Work item: In the records below, please retype word for word every line from the one containing "What does this" through the final one, both included, and nothing else.

Study material:

----------

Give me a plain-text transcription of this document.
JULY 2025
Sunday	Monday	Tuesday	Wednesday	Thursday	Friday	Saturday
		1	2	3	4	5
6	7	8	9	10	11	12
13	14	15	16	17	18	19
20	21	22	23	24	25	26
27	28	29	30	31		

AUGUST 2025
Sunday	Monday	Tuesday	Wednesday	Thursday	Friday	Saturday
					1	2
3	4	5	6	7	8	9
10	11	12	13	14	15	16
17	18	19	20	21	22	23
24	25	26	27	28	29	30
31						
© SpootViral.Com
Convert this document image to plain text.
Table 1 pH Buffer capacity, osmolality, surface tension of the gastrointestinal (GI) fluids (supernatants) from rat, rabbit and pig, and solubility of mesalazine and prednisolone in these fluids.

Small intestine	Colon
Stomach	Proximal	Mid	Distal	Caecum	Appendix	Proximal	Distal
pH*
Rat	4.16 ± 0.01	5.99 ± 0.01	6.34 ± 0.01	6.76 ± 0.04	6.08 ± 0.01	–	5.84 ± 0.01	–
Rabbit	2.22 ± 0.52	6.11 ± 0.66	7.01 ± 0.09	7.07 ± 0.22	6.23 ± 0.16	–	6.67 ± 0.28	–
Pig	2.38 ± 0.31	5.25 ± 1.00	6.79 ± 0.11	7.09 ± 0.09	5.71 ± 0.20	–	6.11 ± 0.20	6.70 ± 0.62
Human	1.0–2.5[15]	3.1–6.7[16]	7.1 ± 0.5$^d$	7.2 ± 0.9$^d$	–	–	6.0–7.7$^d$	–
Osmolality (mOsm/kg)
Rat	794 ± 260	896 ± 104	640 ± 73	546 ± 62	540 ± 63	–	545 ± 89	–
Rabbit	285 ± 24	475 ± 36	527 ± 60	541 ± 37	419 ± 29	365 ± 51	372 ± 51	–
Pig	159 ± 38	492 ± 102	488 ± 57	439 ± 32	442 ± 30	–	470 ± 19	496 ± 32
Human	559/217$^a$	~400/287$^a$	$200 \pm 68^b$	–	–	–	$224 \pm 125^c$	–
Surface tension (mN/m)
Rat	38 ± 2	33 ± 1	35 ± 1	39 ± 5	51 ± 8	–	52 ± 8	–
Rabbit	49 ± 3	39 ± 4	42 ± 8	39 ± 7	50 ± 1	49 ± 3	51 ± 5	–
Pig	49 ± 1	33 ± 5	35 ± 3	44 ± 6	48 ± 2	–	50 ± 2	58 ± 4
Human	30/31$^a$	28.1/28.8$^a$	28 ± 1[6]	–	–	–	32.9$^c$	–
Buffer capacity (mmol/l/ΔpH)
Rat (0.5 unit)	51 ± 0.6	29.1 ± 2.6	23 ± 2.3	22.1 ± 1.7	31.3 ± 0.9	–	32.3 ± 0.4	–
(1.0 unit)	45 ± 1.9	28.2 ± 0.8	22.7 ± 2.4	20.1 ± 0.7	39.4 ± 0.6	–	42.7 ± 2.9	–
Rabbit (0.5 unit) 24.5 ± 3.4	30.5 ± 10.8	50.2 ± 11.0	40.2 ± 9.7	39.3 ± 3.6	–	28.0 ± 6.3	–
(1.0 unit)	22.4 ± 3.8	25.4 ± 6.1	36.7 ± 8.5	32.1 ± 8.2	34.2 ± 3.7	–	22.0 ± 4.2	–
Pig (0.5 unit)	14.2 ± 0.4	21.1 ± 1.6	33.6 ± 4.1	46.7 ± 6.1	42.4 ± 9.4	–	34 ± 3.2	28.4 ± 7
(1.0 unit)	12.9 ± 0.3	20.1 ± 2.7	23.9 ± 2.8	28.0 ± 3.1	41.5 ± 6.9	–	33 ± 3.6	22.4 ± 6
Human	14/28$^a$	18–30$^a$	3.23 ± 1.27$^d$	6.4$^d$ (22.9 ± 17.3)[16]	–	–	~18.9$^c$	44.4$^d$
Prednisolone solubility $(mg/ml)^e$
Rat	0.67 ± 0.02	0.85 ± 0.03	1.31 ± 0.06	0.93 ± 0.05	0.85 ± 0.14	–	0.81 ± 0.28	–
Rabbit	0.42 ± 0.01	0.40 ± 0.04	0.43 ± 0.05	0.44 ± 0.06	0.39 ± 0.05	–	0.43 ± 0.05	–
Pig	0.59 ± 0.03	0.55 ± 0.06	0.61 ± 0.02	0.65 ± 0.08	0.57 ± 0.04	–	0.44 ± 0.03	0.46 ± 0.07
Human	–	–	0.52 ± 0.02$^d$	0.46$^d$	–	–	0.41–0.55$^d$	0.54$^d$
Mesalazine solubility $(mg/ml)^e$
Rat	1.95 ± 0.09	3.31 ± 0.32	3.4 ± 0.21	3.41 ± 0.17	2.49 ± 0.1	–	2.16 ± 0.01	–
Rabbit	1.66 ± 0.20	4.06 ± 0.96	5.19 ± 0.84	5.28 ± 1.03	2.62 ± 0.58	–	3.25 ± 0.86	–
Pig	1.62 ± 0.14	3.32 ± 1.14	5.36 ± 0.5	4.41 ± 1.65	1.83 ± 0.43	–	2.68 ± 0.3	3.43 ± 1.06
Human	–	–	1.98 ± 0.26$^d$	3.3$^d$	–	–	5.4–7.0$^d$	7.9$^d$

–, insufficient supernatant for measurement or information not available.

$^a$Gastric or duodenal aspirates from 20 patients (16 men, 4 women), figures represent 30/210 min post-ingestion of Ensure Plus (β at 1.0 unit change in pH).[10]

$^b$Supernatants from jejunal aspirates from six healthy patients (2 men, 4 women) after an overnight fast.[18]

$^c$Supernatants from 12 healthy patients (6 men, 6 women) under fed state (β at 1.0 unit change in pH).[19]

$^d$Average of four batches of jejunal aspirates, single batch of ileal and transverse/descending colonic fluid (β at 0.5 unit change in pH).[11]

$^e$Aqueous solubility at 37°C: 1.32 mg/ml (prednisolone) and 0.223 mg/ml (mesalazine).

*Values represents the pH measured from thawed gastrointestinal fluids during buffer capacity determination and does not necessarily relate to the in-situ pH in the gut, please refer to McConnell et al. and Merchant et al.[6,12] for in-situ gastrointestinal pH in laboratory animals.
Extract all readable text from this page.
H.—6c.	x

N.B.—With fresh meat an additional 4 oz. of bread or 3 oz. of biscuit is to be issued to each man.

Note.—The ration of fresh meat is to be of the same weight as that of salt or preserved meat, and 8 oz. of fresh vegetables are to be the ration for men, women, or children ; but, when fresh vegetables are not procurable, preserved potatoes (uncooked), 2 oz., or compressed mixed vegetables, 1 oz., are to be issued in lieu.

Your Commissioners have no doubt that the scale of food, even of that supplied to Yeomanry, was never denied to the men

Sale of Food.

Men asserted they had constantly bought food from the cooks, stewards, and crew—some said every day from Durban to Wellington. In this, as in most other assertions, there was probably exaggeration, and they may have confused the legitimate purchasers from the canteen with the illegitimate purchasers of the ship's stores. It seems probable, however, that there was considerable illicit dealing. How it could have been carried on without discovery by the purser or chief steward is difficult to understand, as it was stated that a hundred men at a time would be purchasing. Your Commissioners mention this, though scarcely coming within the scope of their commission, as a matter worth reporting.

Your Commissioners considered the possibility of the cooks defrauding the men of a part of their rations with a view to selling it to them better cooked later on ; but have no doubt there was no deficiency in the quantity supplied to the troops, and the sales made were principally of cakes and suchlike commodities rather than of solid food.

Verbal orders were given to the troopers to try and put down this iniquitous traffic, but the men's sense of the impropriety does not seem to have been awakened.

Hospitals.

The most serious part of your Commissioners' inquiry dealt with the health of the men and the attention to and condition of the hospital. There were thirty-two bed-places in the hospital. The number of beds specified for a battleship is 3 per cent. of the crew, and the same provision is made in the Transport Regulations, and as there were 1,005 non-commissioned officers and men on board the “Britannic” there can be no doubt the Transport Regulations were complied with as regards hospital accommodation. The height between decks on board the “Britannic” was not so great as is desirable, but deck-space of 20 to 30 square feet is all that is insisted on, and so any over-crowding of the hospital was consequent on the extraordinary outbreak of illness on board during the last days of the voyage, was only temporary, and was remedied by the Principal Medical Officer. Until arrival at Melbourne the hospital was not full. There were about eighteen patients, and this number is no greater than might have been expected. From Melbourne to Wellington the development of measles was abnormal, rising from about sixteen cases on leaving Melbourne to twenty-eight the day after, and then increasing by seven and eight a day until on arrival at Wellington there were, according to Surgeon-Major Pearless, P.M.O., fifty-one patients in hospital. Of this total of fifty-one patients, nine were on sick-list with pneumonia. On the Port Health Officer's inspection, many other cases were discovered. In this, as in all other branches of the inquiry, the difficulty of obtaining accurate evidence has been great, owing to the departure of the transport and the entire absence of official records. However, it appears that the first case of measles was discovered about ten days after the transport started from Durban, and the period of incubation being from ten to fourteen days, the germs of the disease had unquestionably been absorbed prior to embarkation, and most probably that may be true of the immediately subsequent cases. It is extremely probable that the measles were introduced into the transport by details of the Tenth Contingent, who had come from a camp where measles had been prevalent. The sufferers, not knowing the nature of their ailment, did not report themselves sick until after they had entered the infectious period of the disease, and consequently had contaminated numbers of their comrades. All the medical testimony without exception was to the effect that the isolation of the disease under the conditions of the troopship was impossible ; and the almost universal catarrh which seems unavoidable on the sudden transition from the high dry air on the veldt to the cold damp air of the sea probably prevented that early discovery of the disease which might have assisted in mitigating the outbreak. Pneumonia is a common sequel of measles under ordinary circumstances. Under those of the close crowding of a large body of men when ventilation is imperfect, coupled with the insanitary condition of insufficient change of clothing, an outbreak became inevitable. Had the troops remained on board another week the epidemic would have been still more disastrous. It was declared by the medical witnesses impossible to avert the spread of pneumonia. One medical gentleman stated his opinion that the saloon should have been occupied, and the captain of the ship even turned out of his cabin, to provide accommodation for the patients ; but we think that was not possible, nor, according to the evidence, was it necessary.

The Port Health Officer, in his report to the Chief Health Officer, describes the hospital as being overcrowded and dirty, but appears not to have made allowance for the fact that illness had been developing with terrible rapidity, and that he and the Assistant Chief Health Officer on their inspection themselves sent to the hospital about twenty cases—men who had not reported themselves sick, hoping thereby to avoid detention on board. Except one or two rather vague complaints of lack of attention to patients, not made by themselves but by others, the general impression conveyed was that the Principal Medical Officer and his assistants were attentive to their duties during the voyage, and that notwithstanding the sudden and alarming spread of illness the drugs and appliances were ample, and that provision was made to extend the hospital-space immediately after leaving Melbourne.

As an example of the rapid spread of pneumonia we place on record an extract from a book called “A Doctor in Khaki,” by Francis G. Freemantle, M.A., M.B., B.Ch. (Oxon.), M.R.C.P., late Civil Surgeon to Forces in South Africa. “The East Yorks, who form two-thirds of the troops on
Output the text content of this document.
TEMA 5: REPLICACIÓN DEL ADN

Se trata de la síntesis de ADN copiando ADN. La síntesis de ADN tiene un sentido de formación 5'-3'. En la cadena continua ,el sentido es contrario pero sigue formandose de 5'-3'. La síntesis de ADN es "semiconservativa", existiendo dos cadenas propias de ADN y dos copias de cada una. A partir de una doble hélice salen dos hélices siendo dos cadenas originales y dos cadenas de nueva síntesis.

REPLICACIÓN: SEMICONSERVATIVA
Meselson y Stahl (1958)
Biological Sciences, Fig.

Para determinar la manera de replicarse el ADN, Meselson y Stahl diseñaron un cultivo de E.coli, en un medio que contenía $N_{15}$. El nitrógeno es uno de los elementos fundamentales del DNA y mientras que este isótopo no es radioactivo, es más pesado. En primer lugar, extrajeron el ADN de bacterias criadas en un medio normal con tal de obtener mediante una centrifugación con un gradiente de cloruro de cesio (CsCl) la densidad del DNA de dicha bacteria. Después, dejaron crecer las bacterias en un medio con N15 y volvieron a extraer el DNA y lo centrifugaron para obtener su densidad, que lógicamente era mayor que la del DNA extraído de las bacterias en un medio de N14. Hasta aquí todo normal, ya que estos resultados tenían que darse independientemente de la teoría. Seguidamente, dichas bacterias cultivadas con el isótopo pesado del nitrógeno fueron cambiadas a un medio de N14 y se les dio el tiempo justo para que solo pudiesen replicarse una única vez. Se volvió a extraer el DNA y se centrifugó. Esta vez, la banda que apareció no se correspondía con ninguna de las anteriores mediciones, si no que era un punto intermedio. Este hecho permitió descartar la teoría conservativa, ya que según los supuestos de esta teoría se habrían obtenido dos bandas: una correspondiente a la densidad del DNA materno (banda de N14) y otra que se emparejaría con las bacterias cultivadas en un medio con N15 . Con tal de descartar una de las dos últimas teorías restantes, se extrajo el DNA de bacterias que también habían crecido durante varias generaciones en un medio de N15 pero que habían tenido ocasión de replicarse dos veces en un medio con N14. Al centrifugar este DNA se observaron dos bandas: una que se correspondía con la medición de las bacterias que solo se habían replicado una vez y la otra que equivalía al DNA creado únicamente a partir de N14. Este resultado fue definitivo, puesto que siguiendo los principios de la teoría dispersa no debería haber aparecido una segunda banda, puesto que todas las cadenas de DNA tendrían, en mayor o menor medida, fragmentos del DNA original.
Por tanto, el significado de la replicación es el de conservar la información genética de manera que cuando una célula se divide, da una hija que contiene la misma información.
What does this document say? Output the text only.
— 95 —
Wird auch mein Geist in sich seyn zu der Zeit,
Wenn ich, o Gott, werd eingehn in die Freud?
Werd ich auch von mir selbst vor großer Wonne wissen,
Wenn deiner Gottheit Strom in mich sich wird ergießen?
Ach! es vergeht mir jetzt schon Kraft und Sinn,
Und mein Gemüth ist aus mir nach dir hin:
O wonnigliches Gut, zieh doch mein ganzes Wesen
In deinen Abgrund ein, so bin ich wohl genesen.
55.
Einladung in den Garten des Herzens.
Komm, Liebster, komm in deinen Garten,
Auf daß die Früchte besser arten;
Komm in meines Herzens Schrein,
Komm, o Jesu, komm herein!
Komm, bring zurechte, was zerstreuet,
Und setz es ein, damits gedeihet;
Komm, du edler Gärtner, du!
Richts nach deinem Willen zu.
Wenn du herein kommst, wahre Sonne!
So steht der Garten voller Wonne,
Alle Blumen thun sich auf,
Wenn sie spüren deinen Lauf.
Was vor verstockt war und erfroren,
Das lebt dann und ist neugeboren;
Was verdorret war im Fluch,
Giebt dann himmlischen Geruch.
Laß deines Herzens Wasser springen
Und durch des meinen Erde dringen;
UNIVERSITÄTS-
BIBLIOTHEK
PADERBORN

----------

Written answer:
What does this document say? Output the text only.
— 95 —
Wird auch mein Geist in sich seyn zu der Zeit,
Wenn ich, o Gott, werd eingehn in die Freud?
Werd ich auch von mir selbst vor großer Wonne wissen,
Wenn deiner Gottheit Strom in mich sich wird ergießen?
Ach! es vergeht mir jetzt schon Kraft und Sinn,
Und mein Gemüth ist aus mir nach dir hin:
O wonnigliches Gut, zieh doch mein ganzes Wesen
In deinen Abgrund ein, so bin ich wohl genesen.
55.
Einladung in den Garten des Herzens.
Komm, Liebster, komm in deinen Garten,
Auf daß die Früchte besser arten;
Komm in meines Herzens Schrein,
Komm, o Jesu, komm herein!
Komm, bring zurechte, was zerstreuet,
Und setz es ein, damits gedeihet;
Komm, du edler Gärtner, du!
Richts nach deinem Willen zu.
Wenn du herein kommst, wahre Sonne!
So steht der Garten voller Wonne,
Alle Blumen thun sich auf,
Wenn sie spüren deinen Lauf.
Was vor verstockt war und erfroren,
Das lebt dann und ist neugeboren;
Was verdorret war im Fluch,
Giebt dann himmlischen Geruch.
Laß deines Herzens Wasser springen
Und durch des meinen Erde dringen;
UNIVERSITÄTS-
BIBLIOTHEK
PADERBORN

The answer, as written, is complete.